■ **OBJECTIVE**
Locate each line with the string "tienen" in the listing below and copy it.

■ **SUPPLIED DATA**
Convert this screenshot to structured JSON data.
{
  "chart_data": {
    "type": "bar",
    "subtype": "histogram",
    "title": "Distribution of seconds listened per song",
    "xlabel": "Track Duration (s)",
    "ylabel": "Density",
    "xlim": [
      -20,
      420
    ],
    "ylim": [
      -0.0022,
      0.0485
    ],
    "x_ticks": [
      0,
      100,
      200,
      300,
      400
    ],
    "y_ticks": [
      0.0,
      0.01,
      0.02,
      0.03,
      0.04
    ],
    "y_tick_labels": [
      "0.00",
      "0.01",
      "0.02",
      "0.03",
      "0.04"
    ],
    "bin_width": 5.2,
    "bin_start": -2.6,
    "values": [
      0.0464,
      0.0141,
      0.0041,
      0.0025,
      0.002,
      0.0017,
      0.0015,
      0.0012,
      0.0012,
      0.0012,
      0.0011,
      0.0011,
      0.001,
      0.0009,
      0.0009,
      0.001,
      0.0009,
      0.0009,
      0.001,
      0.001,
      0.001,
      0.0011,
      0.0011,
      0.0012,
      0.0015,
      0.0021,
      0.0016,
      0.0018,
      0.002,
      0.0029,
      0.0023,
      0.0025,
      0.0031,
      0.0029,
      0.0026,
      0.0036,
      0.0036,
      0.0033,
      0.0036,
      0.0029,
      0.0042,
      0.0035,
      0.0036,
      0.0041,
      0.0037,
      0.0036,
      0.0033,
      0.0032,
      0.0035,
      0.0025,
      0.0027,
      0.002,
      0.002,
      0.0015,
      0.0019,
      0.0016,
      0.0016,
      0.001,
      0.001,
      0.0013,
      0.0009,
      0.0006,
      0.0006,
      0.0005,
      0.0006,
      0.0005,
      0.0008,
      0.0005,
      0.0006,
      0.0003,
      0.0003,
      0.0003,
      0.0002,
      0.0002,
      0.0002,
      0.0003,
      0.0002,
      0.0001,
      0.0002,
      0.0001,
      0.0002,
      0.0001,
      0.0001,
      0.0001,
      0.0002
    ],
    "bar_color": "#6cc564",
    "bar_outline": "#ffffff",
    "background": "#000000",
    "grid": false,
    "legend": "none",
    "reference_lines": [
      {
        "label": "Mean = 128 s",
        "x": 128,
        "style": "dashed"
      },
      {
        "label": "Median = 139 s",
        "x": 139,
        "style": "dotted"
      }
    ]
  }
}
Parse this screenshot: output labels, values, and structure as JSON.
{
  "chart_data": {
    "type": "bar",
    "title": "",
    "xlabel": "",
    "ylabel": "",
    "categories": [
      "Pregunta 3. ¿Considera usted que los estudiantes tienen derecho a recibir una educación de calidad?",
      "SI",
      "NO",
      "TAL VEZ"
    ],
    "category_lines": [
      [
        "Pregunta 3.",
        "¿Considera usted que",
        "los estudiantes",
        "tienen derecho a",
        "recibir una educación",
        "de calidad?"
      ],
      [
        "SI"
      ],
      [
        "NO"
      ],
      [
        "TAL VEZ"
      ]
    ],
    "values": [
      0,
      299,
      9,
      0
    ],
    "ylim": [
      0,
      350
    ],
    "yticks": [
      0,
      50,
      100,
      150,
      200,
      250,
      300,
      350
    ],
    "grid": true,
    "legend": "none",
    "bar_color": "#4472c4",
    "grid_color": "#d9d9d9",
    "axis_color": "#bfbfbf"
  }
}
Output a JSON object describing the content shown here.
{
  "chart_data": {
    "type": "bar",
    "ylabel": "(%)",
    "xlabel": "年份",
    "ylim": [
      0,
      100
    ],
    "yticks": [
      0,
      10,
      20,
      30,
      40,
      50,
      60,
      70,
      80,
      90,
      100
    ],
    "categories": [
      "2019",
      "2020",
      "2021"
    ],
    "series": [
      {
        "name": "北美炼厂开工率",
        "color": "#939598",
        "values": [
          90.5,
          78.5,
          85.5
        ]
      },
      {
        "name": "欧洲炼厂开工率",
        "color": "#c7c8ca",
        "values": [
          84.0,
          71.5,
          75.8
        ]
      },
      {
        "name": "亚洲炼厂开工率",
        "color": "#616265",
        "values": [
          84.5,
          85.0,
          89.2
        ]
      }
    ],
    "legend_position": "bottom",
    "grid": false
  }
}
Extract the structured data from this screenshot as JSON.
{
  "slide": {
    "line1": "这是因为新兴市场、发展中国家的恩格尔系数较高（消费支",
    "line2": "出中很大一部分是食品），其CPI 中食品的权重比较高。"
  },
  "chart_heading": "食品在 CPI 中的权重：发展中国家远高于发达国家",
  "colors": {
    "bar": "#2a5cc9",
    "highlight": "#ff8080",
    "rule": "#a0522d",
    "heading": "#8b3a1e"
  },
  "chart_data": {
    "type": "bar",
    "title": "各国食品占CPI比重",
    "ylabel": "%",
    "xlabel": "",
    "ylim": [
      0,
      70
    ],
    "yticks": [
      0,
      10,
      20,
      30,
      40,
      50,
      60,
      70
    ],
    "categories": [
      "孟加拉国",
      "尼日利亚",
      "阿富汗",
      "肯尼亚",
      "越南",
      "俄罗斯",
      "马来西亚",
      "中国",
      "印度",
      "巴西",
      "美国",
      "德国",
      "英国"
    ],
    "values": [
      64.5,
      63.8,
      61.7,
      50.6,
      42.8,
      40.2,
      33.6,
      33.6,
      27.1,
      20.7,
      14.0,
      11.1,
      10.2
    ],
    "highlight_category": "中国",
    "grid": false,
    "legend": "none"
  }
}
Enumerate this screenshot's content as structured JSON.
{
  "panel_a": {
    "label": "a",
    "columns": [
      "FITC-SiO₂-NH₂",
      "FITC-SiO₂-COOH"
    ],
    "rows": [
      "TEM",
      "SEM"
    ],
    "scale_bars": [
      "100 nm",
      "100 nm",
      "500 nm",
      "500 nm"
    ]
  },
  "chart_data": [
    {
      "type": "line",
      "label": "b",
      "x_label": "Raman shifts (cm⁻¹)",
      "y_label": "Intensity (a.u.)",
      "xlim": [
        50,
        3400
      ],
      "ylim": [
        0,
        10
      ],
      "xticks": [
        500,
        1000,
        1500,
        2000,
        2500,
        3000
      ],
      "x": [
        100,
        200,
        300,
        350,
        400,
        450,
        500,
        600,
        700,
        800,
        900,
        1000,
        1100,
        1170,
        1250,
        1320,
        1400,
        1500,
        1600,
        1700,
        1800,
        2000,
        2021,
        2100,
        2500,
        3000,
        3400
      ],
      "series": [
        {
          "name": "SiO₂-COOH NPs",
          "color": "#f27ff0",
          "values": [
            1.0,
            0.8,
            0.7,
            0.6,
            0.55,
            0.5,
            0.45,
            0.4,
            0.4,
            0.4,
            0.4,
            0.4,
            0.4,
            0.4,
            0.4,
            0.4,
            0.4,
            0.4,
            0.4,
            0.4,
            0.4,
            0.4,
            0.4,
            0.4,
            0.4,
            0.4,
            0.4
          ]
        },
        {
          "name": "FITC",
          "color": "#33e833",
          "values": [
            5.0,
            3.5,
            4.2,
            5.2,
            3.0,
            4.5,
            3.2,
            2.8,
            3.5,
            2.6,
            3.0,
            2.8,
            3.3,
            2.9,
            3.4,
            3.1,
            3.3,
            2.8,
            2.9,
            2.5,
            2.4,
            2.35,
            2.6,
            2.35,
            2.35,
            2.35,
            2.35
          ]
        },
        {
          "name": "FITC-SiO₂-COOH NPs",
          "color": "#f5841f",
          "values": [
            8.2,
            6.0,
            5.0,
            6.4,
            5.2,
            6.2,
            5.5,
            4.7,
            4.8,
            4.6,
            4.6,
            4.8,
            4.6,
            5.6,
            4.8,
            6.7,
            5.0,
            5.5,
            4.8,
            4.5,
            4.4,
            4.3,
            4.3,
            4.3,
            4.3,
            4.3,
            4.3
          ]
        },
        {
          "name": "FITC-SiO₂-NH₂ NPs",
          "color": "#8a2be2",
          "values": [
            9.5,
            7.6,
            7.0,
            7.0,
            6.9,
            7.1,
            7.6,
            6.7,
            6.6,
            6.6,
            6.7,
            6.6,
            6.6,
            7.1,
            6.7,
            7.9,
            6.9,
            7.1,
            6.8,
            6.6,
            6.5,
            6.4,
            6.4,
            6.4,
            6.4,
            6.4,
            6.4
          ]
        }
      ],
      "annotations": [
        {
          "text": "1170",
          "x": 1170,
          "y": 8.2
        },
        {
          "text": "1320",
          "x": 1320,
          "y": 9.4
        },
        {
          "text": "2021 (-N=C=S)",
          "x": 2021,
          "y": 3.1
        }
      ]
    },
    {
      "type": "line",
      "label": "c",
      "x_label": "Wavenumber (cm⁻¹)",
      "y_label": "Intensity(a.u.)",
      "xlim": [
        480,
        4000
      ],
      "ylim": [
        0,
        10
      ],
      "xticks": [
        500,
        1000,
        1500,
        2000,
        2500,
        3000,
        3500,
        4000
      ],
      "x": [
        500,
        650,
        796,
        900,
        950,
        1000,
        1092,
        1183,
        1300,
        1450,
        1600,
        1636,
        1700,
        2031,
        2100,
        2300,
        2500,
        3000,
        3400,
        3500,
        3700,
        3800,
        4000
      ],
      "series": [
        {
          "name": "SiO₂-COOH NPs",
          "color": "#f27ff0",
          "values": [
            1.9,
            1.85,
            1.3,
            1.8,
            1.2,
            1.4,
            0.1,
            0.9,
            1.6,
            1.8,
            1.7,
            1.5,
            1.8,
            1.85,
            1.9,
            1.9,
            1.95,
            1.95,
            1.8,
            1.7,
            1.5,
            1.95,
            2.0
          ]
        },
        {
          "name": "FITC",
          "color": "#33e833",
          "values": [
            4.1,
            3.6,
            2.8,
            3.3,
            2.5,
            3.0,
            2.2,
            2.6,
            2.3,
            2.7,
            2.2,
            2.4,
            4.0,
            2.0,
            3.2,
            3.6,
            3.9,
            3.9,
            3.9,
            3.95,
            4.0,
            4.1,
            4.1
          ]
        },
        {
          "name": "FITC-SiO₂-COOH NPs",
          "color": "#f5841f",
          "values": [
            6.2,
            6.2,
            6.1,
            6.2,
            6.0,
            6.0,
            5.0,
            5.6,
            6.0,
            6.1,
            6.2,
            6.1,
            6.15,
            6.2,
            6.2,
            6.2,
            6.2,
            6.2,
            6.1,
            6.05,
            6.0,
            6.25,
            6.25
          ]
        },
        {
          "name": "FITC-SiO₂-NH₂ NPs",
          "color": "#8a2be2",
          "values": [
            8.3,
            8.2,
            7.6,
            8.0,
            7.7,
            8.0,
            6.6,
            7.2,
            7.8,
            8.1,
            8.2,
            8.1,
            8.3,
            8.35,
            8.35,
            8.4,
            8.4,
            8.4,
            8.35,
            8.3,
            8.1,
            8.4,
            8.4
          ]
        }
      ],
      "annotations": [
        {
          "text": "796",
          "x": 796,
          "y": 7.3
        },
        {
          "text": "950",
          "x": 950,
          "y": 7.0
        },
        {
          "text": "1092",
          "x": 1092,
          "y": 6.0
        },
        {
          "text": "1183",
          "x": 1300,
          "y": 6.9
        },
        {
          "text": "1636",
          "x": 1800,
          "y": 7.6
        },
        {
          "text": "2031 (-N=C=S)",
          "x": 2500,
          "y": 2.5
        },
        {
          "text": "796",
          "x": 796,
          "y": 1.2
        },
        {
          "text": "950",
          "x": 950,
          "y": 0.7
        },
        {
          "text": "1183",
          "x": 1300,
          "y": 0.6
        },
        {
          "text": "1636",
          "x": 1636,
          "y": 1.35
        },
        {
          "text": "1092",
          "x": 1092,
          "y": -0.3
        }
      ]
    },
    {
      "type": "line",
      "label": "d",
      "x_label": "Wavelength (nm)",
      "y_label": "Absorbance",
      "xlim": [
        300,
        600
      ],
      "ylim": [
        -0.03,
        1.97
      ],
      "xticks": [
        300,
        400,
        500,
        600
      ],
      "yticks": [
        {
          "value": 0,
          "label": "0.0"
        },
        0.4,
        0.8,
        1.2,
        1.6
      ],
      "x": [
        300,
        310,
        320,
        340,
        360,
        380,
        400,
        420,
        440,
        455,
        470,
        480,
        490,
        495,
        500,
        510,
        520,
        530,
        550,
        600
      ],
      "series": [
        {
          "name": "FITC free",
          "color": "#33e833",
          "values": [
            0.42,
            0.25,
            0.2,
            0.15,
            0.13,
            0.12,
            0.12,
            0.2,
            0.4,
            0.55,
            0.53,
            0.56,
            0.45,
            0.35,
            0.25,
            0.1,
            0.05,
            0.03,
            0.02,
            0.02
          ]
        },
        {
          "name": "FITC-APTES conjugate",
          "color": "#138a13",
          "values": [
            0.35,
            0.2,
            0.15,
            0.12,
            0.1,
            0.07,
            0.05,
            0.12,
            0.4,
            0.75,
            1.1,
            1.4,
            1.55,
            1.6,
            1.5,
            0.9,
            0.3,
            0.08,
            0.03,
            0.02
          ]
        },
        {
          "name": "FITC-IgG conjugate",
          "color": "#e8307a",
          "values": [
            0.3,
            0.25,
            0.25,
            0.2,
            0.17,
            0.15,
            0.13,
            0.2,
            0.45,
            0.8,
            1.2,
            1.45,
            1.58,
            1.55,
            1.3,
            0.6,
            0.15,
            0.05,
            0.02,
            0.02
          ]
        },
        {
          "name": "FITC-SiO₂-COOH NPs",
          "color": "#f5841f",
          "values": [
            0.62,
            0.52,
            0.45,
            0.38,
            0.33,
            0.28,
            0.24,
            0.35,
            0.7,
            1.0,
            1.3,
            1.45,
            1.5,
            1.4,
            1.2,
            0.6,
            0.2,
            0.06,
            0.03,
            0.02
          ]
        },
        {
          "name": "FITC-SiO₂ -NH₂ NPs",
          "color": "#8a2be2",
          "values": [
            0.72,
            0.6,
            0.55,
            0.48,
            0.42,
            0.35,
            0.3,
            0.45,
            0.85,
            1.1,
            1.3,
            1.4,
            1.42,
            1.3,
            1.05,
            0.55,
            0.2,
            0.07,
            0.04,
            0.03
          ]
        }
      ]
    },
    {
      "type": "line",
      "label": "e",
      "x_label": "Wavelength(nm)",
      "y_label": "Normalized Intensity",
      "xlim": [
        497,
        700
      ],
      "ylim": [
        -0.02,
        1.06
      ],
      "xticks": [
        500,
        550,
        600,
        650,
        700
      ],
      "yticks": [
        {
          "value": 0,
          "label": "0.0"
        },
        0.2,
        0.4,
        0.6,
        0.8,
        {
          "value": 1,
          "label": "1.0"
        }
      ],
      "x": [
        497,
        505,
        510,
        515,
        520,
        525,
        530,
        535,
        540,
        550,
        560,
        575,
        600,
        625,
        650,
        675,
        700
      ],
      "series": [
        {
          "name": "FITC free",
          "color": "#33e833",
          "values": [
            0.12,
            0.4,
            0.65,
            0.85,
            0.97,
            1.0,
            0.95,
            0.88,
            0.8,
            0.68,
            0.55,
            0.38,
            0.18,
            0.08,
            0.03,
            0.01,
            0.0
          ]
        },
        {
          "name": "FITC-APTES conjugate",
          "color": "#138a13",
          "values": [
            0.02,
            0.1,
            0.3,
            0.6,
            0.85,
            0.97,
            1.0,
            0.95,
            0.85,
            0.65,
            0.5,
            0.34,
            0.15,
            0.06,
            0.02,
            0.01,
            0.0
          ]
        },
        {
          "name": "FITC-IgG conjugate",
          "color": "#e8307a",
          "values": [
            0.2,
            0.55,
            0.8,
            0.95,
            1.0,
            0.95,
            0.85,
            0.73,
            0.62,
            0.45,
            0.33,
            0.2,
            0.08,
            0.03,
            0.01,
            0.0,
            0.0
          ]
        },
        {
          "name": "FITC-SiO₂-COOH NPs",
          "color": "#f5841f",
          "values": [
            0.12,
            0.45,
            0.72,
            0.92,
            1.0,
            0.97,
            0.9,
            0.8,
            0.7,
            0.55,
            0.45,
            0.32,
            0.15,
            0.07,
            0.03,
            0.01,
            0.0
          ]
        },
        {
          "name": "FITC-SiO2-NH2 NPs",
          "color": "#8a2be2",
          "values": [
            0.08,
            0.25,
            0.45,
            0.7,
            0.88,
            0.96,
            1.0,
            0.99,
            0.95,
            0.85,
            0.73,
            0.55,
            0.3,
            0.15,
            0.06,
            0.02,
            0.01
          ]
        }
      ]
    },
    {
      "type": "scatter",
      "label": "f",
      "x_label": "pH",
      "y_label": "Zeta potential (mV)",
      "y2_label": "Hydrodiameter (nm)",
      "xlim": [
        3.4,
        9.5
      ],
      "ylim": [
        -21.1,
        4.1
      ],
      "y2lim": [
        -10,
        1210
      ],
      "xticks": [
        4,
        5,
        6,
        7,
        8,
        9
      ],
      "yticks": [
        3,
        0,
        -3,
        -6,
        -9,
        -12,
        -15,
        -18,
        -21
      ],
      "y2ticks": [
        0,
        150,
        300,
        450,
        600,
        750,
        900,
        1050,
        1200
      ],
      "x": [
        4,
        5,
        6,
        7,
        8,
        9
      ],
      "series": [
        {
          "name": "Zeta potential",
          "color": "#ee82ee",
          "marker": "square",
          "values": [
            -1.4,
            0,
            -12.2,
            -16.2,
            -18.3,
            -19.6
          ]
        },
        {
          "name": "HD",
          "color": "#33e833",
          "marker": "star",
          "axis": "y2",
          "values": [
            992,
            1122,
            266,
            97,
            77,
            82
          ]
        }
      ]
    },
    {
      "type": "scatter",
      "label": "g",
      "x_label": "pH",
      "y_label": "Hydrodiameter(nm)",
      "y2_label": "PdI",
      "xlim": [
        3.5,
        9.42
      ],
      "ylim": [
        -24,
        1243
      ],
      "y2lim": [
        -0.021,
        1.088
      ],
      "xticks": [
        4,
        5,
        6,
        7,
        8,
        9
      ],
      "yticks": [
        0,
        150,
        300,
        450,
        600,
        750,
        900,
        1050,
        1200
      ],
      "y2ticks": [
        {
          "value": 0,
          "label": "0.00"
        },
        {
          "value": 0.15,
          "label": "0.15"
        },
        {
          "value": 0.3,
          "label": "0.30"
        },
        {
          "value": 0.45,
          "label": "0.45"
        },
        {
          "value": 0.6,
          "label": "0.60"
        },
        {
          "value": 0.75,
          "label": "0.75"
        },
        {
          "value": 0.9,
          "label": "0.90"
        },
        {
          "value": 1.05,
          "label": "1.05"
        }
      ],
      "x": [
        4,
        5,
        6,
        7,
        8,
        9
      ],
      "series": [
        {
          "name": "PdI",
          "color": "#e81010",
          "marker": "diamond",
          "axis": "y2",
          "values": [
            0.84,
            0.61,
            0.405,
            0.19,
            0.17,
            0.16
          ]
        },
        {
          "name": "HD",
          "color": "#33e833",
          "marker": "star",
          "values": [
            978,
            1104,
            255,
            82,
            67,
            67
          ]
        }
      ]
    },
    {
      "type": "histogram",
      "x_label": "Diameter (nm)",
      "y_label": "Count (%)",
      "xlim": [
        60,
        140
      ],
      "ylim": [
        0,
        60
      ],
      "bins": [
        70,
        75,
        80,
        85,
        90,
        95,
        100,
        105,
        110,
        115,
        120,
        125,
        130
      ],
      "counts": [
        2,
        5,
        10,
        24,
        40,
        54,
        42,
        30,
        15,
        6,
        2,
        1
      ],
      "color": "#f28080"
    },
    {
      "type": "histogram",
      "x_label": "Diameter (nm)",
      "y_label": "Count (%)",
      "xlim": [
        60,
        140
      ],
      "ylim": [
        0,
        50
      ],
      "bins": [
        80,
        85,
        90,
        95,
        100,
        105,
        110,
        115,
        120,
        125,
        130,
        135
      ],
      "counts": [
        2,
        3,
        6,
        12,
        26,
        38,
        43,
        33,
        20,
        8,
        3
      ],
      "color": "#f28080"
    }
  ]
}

■ **WORKED ANSWER**
      "Pregunta 3. ¿Considera usted que los estudiantes tienen derecho a recibir una educación de calidad?",
        "tienen derecho a",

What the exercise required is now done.